• Work to do
Print out every record exactly as it appears.
[START]
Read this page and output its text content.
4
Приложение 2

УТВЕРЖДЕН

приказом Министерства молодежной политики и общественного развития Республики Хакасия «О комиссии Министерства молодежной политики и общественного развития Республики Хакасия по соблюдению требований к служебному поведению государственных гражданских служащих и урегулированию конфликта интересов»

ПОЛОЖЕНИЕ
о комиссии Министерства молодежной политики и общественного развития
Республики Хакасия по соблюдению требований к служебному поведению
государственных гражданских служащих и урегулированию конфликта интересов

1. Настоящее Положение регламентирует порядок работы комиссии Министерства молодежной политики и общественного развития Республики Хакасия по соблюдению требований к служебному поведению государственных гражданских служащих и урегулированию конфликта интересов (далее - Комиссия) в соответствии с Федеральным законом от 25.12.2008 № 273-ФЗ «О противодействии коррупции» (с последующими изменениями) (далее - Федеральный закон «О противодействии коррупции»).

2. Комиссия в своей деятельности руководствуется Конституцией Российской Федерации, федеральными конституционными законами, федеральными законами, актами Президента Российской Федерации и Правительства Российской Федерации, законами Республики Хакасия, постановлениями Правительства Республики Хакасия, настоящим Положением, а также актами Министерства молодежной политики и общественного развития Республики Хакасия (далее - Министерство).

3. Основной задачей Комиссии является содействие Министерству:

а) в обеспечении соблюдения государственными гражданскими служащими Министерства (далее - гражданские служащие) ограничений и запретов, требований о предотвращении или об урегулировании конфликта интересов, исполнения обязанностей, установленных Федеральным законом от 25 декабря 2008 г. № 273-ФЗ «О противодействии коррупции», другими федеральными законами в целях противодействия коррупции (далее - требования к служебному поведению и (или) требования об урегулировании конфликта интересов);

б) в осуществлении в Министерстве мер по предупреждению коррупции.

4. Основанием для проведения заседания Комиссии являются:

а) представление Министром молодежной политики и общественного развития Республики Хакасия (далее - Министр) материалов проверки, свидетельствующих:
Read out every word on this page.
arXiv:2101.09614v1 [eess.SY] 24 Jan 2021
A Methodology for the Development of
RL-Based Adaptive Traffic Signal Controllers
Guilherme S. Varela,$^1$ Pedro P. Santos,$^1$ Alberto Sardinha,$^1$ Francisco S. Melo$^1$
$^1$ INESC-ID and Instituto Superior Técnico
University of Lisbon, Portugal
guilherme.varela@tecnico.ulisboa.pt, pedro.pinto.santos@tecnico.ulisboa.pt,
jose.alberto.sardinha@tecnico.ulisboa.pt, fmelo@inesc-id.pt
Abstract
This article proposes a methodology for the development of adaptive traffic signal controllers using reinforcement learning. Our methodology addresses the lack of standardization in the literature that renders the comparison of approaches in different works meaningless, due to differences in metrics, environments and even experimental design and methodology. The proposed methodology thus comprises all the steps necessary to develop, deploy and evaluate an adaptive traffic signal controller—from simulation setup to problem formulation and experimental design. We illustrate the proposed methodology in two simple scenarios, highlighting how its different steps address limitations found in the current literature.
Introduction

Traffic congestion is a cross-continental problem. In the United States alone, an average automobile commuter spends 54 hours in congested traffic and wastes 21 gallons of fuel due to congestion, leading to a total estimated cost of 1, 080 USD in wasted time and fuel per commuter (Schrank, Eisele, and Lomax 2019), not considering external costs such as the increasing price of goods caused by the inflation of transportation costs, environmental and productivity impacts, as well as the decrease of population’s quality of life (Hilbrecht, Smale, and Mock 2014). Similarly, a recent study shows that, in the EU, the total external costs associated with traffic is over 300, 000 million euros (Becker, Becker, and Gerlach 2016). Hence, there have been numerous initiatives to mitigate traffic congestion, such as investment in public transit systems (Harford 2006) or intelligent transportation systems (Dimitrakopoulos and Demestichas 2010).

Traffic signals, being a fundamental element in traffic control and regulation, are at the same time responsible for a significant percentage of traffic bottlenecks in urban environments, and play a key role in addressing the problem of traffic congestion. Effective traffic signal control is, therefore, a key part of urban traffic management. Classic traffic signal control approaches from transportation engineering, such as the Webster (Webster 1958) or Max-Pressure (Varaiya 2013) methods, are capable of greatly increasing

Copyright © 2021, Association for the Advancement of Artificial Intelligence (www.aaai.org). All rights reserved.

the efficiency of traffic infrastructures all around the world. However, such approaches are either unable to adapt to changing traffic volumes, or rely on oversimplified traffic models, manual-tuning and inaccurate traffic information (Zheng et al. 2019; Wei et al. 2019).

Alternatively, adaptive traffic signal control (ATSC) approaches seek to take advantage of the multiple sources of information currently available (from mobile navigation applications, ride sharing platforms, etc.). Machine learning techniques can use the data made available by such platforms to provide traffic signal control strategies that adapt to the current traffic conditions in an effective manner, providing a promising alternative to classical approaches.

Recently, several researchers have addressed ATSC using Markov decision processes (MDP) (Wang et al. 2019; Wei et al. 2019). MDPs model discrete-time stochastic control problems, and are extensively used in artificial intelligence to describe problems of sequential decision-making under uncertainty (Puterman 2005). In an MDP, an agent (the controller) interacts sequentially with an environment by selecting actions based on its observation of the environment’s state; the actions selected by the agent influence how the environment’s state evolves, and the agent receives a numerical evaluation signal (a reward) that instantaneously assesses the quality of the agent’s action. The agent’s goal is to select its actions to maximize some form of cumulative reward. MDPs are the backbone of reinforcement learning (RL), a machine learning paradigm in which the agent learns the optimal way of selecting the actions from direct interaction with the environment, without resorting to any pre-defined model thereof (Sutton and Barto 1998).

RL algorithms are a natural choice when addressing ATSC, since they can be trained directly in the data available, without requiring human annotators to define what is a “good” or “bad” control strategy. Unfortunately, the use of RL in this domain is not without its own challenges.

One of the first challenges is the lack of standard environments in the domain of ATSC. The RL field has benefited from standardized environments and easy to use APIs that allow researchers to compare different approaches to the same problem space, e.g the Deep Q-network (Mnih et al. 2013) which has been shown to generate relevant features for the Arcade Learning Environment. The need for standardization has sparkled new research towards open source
[END]
• Response to this exercise
Read this page and output its text content.
4
Приложение 2

УТВЕРЖДЕН

приказом Министерства молодежной политики и общественного развития Республики Хакасия «О комиссии Министерства молодежной политики и общественного развития Республики Хакасия по соблюдению требований к служебному поведению государственных гражданских служащих и урегулированию конфликта интересов»

ПОЛОЖЕНИЕ
о комиссии Министерства молодежной политики и общественного развития
Республики Хакасия по соблюдению требований к служебному поведению
государственных гражданских служащих и урегулированию конфликта интересов

1. Настоящее Положение регламентирует порядок работы комиссии Министерства молодежной политики и общественного развития Республики Хакасия по соблюдению требований к служебному поведению государственных гражданских служащих и урегулированию конфликта интересов (далее - Комиссия) в соответствии с Федеральным законом от 25.12.2008 № 273-ФЗ «О противодействии коррупции» (с последующими изменениями) (далее - Федеральный закон «О противодействии коррупции»).

2. Комиссия в своей деятельности руководствуется Конституцией Российской Федерации, федеральными конституционными законами, федеральными законами, актами Президента Российской Федерации и Правительства Российской Федерации, законами Республики Хакасия, постановлениями Правительства Республики Хакасия, настоящим Положением, а также актами Министерства молодежной политики и общественного развития Республики Хакасия (далее - Министерство).

3. Основной задачей Комиссии является содействие Министерству:

а) в обеспечении соблюдения государственными гражданскими служащими Министерства (далее - гражданские служащие) ограничений и запретов, требований о предотвращении или об урегулировании конфликта интересов, исполнения обязанностей, установленных Федеральным законом от 25 декабря 2008 г. № 273-ФЗ «О противодействии коррупции», другими федеральными законами в целях противодействия коррупции (далее - требования к служебному поведению и (или) требования об урегулировании конфликта интересов);

б) в осуществлении в Министерстве мер по предупреждению коррупции.

4. Основанием для проведения заседания Комиссии являются:

а) представление Министром молодежной политики и общественного развития Республики Хакасия (далее - Министр) материалов проверки, свидетельствующих:
Read out every word on this page.
arXiv:2101.09614v1 [eess.SY] 24 Jan 2021
A Methodology for the Development of
RL-Based Adaptive Traffic Signal Controllers
Guilherme S. Varela,$^1$ Pedro P. Santos,$^1$ Alberto Sardinha,$^1$ Francisco S. Melo$^1$
$^1$ INESC-ID and Instituto Superior Técnico
University of Lisbon, Portugal
guilherme.varela@tecnico.ulisboa.pt, pedro.pinto.santos@tecnico.ulisboa.pt,
jose.alberto.sardinha@tecnico.ulisboa.pt, fmelo@inesc-id.pt
Abstract
This article proposes a methodology for the development of adaptive traffic signal controllers using reinforcement learning. Our methodology addresses the lack of standardization in the literature that renders the comparison of approaches in different works meaningless, due to differences in metrics, environments and even experimental design and methodology. The proposed methodology thus comprises all the steps necessary to develop, deploy and evaluate an adaptive traffic signal controller—from simulation setup to problem formulation and experimental design. We illustrate the proposed methodology in two simple scenarios, highlighting how its different steps address limitations found in the current literature.
Introduction

Traffic congestion is a cross-continental problem. In the United States alone, an average automobile commuter spends 54 hours in congested traffic and wastes 21 gallons of fuel due to congestion, leading to a total estimated cost of 1, 080 USD in wasted time and fuel per commuter (Schrank, Eisele, and Lomax 2019), not considering external costs such as the increasing price of goods caused by the inflation of transportation costs, environmental and productivity impacts, as well as the decrease of population’s quality of life (Hilbrecht, Smale, and Mock 2014). Similarly, a recent study shows that, in the EU, the total external costs associated with traffic is over 300, 000 million euros (Becker, Becker, and Gerlach 2016). Hence, there have been numerous initiatives to mitigate traffic congestion, such as investment in public transit systems (Harford 2006) or intelligent transportation systems (Dimitrakopoulos and Demestichas 2010).

Traffic signals, being a fundamental element in traffic control and regulation, are at the same time responsible for a significant percentage of traffic bottlenecks in urban environments, and play a key role in addressing the problem of traffic congestion. Effective traffic signal control is, therefore, a key part of urban traffic management. Classic traffic signal control approaches from transportation engineering, such as the Webster (Webster 1958) or Max-Pressure (Varaiya 2013) methods, are capable of greatly increasing

Copyright © 2021, Association for the Advancement of Artificial Intelligence (www.aaai.org). All rights reserved.

the efficiency of traffic infrastructures all around the world. However, such approaches are either unable to adapt to changing traffic volumes, or rely on oversimplified traffic models, manual-tuning and inaccurate traffic information (Zheng et al. 2019; Wei et al. 2019).

Alternatively, adaptive traffic signal control (ATSC) approaches seek to take advantage of the multiple sources of information currently available (from mobile navigation applications, ride sharing platforms, etc.). Machine learning techniques can use the data made available by such platforms to provide traffic signal control strategies that adapt to the current traffic conditions in an effective manner, providing a promising alternative to classical approaches.

Recently, several researchers have addressed ATSC using Markov decision processes (MDP) (Wang et al. 2019; Wei et al. 2019). MDPs model discrete-time stochastic control problems, and are extensively used in artificial intelligence to describe problems of sequential decision-making under uncertainty (Puterman 2005). In an MDP, an agent (the controller) interacts sequentially with an environment by selecting actions based on its observation of the environment’s state; the actions selected by the agent influence how the environment’s state evolves, and the agent receives a numerical evaluation signal (a reward) that instantaneously assesses the quality of the agent’s action. The agent’s goal is to select its actions to maximize some form of cumulative reward. MDPs are the backbone of reinforcement learning (RL), a machine learning paradigm in which the agent learns the optimal way of selecting the actions from direct interaction with the environment, without resorting to any pre-defined model thereof (Sutton and Barto 1998).

RL algorithms are a natural choice when addressing ATSC, since they can be trained directly in the data available, without requiring human annotators to define what is a “good” or “bad” control strategy. Unfortunately, the use of RL in this domain is not without its own challenges.

One of the first challenges is the lack of standard environments in the domain of ATSC. The RL field has benefited from standardized environments and easy to use APIs that allow researchers to compare different approaches to the same problem space, e.g the Deep Q-network (Mnih et al. 2013) which has been shown to generate relevant features for the Arcade Learning Environment. The need for standardization has sparkled new research towards open source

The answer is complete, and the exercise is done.